§ Exercise description: Your task is to output the entries below word for word.

§ Dataset extract:

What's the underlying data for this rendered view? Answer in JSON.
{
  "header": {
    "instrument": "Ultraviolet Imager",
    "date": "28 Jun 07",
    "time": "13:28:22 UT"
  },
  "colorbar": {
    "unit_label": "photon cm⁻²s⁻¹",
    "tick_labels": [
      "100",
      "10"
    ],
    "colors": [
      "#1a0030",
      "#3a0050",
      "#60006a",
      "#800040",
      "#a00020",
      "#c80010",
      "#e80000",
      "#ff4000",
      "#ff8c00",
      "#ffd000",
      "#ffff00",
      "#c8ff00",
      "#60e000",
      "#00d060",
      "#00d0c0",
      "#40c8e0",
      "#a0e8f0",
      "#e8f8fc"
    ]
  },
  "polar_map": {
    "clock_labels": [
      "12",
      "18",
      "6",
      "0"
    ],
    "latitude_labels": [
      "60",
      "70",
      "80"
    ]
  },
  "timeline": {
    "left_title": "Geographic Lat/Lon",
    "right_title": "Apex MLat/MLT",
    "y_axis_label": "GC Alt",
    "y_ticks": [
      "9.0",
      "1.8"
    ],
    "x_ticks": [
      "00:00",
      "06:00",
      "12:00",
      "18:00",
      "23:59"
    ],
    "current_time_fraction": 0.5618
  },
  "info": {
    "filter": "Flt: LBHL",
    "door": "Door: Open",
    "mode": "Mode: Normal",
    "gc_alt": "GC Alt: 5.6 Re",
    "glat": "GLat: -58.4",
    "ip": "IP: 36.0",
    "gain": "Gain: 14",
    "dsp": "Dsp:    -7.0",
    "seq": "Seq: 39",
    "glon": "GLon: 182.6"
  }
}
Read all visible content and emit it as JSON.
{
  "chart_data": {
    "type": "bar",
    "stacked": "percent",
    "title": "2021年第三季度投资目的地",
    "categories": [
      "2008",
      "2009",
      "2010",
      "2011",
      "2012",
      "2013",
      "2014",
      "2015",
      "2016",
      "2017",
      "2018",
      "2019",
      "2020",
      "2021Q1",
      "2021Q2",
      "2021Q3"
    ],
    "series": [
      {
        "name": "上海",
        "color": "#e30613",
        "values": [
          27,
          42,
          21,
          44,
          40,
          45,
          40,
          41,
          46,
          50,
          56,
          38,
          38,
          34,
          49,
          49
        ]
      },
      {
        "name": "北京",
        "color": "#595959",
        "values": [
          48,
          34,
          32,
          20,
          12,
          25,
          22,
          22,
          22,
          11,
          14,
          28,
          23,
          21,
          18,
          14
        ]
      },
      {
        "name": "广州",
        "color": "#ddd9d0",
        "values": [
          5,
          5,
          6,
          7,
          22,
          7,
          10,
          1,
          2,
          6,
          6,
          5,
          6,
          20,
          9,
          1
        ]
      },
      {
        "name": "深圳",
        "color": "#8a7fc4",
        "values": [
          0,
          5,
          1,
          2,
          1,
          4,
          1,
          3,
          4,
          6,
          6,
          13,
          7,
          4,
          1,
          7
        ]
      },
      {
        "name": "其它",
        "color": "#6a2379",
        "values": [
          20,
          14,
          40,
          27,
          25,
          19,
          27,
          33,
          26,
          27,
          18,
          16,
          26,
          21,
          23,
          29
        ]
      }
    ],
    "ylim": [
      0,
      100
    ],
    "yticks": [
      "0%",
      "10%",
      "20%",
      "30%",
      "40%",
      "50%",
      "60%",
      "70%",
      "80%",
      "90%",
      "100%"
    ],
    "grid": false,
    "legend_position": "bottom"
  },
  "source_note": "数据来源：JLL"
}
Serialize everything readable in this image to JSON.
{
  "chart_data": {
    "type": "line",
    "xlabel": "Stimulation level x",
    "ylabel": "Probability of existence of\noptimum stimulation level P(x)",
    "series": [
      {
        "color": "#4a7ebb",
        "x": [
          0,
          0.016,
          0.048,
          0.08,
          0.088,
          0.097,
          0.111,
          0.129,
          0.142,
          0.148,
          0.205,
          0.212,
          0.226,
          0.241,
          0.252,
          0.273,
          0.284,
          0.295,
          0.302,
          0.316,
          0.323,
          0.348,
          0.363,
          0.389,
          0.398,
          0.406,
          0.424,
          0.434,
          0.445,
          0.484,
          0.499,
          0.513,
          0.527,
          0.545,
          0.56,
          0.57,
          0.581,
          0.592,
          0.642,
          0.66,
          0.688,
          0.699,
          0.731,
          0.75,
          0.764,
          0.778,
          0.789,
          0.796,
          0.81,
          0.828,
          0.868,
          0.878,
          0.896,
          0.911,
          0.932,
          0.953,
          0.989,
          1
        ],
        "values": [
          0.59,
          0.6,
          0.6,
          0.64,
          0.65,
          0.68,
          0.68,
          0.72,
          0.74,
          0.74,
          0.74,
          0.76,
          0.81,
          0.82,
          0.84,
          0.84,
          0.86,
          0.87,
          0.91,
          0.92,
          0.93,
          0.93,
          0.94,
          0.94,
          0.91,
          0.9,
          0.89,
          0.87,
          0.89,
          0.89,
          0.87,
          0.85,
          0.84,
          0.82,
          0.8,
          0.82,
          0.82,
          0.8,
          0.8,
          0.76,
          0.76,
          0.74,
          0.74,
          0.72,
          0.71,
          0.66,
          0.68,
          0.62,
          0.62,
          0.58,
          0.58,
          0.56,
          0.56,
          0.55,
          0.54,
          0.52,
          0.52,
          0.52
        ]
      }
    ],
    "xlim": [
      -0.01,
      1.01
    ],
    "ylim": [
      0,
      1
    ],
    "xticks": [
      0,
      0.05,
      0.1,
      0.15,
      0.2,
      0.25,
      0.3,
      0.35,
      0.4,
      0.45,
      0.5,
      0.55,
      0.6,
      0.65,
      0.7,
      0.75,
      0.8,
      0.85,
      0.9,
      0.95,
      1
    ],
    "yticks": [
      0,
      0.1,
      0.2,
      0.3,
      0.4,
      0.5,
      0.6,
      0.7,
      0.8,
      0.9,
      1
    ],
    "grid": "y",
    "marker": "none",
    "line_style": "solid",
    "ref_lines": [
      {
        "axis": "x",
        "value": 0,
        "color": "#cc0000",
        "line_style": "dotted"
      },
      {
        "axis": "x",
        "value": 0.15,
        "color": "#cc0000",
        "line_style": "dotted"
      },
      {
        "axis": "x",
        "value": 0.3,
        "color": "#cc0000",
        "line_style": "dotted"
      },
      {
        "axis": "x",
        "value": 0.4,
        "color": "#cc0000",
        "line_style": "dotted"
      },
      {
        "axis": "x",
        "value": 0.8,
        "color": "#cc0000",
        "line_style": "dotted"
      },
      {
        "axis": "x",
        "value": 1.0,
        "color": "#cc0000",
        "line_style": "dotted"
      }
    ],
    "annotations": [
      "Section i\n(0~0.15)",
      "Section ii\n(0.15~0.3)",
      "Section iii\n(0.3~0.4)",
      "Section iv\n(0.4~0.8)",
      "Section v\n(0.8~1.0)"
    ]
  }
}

§ Response below:
What's the underlying data for this rendered view? Answer in JSON.
{
  "header": {
    "instrument": "Ultraviolet Imager",
    "date": "28 Jun 07",
    "time": "13:28:22 UT"
  },
  "colorbar": {
    "unit_label": "photon cm⁻²s⁻¹",
    "tick_labels": [
      "100",
      "10"
    ],
    "colors": [
      "#1a0030",
      "#3a0050",
      "#60006a",
      "#800040",
      "#a00020",
      "#c80010",
      "#e80000",
      "#ff4000",
      "#ff8c00",
      "#ffd000",
      "#ffff00",
      "#c8ff00",
      "#60e000",
      "#00d060",
      "#00d0c0",
      "#40c8e0",
      "#a0e8f0",
      "#e8f8fc"
    ]
  },
  "polar_map": {
    "clock_labels": [
      "12",
      "18",
      "6",
      "0"
    ],
    "latitude_labels": [
      "60",
      "70",
      "80"
    ]
  },
  "timeline": {
    "left_title": "Geographic Lat/Lon",
    "right_title": "Apex MLat/MLT",
    "y_axis_label": "GC Alt",
    "y_ticks": [
      "9.0",
      "1.8"
    ],
    "x_ticks": [
      "00:00",
      "06:00",
      "12:00",
      "18:00",
      "23:59"
    ],
    "current_time_fraction": 0.5618
  },
  "info": {
    "filter": "Flt: LBHL",
    "door": "Door: Open",
    "mode": "Mode: Normal",
    "gc_alt": "GC Alt: 5.6 Re",
    "glat": "GLat: -58.4",
    "ip": "IP: 36.0",
    "gain": "Gain: 14",
    "dsp": "Dsp:    -7.0",
    "seq": "Seq: 39",
    "glon": "GLon: 182.6"
  }
}
Read all visible content and emit it as JSON.
{
  "chart_data": {
    "type": "bar",
    "stacked": "percent",
    "title": "2021年第三季度投资目的地",
    "categories": [
      "2008",
      "2009",
      "2010",
      "2011",
      "2012",
      "2013",
      "2014",
      "2015",
      "2016",
      "2017",
      "2018",
      "2019",
      "2020",
      "2021Q1",
      "2021Q2",
      "2021Q3"
    ],
    "series": [
      {
        "name": "上海",
        "color": "#e30613",
        "values": [
          27,
          42,
          21,
          44,
          40,
          45,
          40,
          41,
          46,
          50,
          56,
          38,
          38,
          34,
          49,
          49
        ]
      },
      {
        "name": "北京",
        "color": "#595959",
        "values": [
          48,
          34,
          32,
          20,
          12,
          25,
          22,
          22,
          22,
          11,
          14,
          28,
          23,
          21,
          18,
          14
        ]
      },
      {
        "name": "广州",
        "color": "#ddd9d0",
        "values": [
          5,
          5,
          6,
          7,
          22,
          7,
          10,
          1,
          2,
          6,
          6,
          5,
          6,
          20,
          9,
          1
        ]
      },
      {
        "name": "深圳",
        "color": "#8a7fc4",
        "values": [
          0,
          5,
          1,
          2,
          1,
          4,
          1,
          3,
          4,
          6,
          6,
          13,
          7,
          4,
          1,
          7
        ]
      },
      {
        "name": "其它",
        "color": "#6a2379",
        "values": [
          20,
          14,
          40,
          27,
          25,
          19,
          27,
          33,
          26,
          27,
          18,
          16,
          26,
          21,
          23,
          29
        ]
      }
    ],
    "ylim": [
      0,
      100
    ],
    "yticks": [
      "0%",
      "10%",
      "20%",
      "30%",
      "40%",
      "50%",
      "60%",
      "70%",
      "80%",
      "90%",
      "100%"
    ],
    "grid": false,
    "legend_position": "bottom"
  },
  "source_note": "数据来源：JLL"
}
Serialize everything readable in this image to JSON.
{
  "chart_data": {
    "type": "line",
    "xlabel": "Stimulation level x",
    "ylabel": "Probability of existence of\noptimum stimulation level P(x)",
    "series": [
      {
        "color": "#4a7ebb",
        "x": [
          0,
          0.016,
          0.048,
          0.08,
          0.088,
          0.097,
          0.111,
          0.129,
          0.142,
          0.148,
          0.205,
          0.212,
          0.226,
          0.241,
          0.252,
          0.273,
          0.284,
          0.295,
          0.302,
          0.316,
          0.323,
          0.348,
          0.363,
          0.389,
          0.398,
          0.406,
          0.424,
          0.434,
          0.445,
          0.484,
          0.499,
          0.513,
          0.527,
          0.545,
          0.56,
          0.57,
          0.581,
          0.592,
          0.642,
          0.66,
          0.688,
          0.699,
          0.731,
          0.75,
          0.764,
          0.778,
          0.789,
          0.796,
          0.81,
          0.828,
          0.868,
          0.878,
          0.896,
          0.911,
          0.932,
          0.953,
          0.989,
          1
        ],
        "values": [
          0.59,
          0.6,
          0.6,
          0.64,
          0.65,
          0.68,
          0.68,
          0.72,
          0.74,
          0.74,
          0.74,
          0.76,
          0.81,
          0.82,
          0.84,
          0.84,
          0.86,
          0.87,
          0.91,
          0.92,
          0.93,
          0.93,
          0.94,
          0.94,
          0.91,
          0.9,
          0.89,
          0.87,
          0.89,
          0.89,
          0.87,
          0.85,
          0.84,
          0.82,
          0.8,
          0.82,
          0.82,
          0.8,
          0.8,
          0.76,
          0.76,
          0.74,
          0.74,
          0.72,
          0.71,
          0.66,
          0.68,
          0.62,
          0.62,
          0.58,
          0.58,
          0.56,
          0.56,
          0.55,
          0.54,
          0.52,
          0.52,
          0.52
        ]
      }
    ],
    "xlim": [
      -0.01,
      1.01
    ],
    "ylim": [
      0,
      1
    ],
    "xticks": [
      0,
      0.05,
      0.1,
      0.15,
      0.2,
      0.25,
      0.3,
      0.35,
      0.4,
      0.45,
      0.5,
      0.55,
      0.6,
      0.65,
      0.7,
      0.75,
      0.8,
      0.85,
      0.9,
      0.95,
      1
    ],
    "yticks": [
      0,
      0.1,
      0.2,
      0.3,
      0.4,
      0.5,
      0.6,
      0.7,
      0.8,
      0.9,
      1
    ],
    "grid": "y",
    "marker": "none",
    "line_style": "solid",
    "ref_lines": [
      {
        "axis": "x",
        "value": 0,
        "color": "#cc0000",
        "line_style": "dotted"
      },
      {
        "axis": "x",
        "value": 0.15,
        "color": "#cc0000",
        "line_style": "dotted"
      },
      {
        "axis": "x",
        "value": 0.3,
        "color": "#cc0000",
        "line_style": "dotted"
      },
      {
        "axis": "x",
        "value": 0.4,
        "color": "#cc0000",
        "line_style": "dotted"
      },
      {
        "axis": "x",
        "value": 0.8,
        "color": "#cc0000",
        "line_style": "dotted"
      },
      {
        "axis": "x",
        "value": 1.0,
        "color": "#cc0000",
        "line_style": "dotted"
      }
    ],
    "annotations": [
      "Section i\n(0~0.15)",
      "Section ii\n(0.15~0.3)",
      "Section iii\n(0.3~0.4)",
      "Section iv\n(0.4~0.8)",
      "Section v\n(0.8~1.0)"
    ]
  }
}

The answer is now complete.